## Objective:
Determine the count of lines holding the string "from". Return only the number.

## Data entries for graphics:

____________________

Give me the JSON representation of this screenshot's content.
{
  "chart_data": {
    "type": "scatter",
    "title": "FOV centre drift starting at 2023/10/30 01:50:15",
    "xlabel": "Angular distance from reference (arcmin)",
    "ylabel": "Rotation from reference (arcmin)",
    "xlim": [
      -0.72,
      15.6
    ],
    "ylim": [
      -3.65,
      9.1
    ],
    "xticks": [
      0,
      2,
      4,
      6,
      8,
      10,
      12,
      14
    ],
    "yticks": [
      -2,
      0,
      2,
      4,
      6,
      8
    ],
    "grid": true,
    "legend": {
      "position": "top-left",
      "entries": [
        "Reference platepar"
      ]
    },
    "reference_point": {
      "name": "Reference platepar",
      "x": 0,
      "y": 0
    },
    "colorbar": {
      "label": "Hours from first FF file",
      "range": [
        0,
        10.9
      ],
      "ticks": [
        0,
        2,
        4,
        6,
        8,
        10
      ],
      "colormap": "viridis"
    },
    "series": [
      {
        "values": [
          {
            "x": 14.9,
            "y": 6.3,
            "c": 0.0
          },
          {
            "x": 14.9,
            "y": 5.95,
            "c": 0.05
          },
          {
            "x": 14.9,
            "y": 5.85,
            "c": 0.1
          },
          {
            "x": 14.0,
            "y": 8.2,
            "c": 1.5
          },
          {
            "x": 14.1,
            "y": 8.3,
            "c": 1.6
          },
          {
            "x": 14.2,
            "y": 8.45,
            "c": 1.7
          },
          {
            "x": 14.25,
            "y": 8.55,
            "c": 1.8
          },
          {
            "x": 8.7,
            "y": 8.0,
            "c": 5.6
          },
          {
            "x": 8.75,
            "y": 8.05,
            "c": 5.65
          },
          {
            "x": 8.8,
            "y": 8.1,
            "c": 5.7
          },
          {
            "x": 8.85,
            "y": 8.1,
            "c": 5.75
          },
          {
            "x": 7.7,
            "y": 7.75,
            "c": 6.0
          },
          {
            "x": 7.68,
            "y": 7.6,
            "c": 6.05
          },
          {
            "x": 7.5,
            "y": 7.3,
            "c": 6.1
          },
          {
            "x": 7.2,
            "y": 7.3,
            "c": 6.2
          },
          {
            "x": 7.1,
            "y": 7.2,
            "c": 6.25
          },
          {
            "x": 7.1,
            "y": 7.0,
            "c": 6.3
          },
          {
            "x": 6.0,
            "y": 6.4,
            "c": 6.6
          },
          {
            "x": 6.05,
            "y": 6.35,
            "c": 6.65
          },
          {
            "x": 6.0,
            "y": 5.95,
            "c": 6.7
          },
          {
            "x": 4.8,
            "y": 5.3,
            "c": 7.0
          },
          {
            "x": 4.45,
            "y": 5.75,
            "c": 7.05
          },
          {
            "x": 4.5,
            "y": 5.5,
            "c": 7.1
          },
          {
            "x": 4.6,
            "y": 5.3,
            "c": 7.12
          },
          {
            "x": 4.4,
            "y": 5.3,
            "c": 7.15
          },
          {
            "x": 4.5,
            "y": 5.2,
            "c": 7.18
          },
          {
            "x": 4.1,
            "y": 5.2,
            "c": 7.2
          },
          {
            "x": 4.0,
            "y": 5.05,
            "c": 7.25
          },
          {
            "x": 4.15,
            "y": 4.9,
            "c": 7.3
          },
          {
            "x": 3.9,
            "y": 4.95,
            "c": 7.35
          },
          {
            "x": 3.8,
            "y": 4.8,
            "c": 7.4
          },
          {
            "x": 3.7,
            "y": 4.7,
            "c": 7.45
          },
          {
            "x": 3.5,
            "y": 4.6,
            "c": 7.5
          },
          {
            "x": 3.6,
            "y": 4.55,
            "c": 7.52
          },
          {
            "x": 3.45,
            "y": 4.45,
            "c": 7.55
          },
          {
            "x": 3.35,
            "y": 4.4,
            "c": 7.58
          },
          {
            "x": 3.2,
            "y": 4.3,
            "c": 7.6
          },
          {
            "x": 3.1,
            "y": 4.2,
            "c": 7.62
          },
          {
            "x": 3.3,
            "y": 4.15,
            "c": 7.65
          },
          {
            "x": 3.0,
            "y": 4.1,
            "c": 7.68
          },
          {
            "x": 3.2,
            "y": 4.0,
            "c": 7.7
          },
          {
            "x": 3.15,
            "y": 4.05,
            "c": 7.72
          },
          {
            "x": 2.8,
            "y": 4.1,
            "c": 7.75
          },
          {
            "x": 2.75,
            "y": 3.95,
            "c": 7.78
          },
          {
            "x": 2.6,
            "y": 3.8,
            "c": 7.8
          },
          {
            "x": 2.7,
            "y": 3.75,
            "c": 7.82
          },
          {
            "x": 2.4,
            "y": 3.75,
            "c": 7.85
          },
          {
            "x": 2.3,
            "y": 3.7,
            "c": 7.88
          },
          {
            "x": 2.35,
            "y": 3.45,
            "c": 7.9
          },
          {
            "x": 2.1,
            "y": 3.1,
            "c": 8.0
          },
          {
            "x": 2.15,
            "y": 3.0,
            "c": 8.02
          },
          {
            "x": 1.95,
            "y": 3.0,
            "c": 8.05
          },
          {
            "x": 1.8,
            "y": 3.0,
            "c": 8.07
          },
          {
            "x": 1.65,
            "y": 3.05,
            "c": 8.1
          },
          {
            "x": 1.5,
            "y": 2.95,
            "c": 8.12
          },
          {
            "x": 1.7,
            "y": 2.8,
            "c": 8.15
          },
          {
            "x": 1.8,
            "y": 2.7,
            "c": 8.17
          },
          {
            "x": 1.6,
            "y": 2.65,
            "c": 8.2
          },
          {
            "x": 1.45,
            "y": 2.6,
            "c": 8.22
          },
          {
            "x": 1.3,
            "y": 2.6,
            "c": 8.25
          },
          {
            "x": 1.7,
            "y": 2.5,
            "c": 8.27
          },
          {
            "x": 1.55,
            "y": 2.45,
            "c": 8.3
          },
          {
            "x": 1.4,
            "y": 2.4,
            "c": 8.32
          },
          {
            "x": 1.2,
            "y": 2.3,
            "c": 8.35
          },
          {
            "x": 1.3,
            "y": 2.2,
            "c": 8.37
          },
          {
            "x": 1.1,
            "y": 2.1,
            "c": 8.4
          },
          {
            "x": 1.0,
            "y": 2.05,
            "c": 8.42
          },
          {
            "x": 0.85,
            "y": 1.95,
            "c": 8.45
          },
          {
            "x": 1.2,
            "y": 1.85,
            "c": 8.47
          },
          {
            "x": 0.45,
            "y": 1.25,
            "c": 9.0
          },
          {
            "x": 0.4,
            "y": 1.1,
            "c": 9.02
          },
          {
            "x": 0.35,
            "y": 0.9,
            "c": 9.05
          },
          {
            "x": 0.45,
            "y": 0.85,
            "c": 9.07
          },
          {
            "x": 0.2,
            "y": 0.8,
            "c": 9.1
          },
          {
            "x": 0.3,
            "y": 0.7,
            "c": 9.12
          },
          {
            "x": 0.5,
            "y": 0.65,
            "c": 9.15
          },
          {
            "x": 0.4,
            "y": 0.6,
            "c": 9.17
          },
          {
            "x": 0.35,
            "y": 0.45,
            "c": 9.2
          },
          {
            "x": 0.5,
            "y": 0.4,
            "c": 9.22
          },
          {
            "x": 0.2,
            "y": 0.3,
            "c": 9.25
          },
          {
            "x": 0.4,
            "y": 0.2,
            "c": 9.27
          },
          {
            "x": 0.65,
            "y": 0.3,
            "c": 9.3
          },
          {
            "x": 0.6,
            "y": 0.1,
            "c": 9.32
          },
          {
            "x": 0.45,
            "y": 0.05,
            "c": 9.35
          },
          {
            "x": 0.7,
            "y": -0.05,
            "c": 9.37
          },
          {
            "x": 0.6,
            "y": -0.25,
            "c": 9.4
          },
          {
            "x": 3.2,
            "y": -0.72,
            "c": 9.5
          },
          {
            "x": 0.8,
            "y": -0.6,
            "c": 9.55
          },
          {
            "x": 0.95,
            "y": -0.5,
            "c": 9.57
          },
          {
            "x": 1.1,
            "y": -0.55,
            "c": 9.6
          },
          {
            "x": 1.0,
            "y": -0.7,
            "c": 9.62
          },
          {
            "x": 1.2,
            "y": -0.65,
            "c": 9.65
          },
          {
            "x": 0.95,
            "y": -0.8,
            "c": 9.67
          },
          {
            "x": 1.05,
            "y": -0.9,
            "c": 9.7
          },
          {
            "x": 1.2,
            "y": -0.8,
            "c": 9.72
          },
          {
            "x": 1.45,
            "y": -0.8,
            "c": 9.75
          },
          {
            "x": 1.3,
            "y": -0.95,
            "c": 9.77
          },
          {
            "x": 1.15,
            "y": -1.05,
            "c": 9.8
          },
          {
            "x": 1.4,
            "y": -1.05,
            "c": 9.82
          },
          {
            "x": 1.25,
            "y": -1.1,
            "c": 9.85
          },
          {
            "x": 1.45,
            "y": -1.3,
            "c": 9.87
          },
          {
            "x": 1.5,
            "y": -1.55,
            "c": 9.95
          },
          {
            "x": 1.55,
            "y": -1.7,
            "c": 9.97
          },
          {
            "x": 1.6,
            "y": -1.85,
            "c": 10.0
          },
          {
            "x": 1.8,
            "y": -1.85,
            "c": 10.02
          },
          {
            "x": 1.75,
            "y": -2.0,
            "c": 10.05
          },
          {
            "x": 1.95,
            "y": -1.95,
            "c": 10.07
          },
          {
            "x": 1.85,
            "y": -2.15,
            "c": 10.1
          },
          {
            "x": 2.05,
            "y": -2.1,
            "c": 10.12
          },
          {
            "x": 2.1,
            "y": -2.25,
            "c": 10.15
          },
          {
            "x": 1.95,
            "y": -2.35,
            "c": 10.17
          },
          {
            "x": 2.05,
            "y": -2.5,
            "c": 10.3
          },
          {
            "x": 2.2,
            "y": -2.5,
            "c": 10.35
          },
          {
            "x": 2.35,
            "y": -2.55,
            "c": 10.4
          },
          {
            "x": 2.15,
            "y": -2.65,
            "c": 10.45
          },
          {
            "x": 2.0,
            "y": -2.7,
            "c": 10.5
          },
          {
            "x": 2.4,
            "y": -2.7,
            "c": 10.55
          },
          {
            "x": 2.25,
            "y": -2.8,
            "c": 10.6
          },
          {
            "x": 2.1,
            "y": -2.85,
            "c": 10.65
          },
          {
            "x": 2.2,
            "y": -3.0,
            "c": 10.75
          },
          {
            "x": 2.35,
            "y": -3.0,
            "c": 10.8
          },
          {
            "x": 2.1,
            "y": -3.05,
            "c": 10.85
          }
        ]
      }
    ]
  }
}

____________________

## Output:
3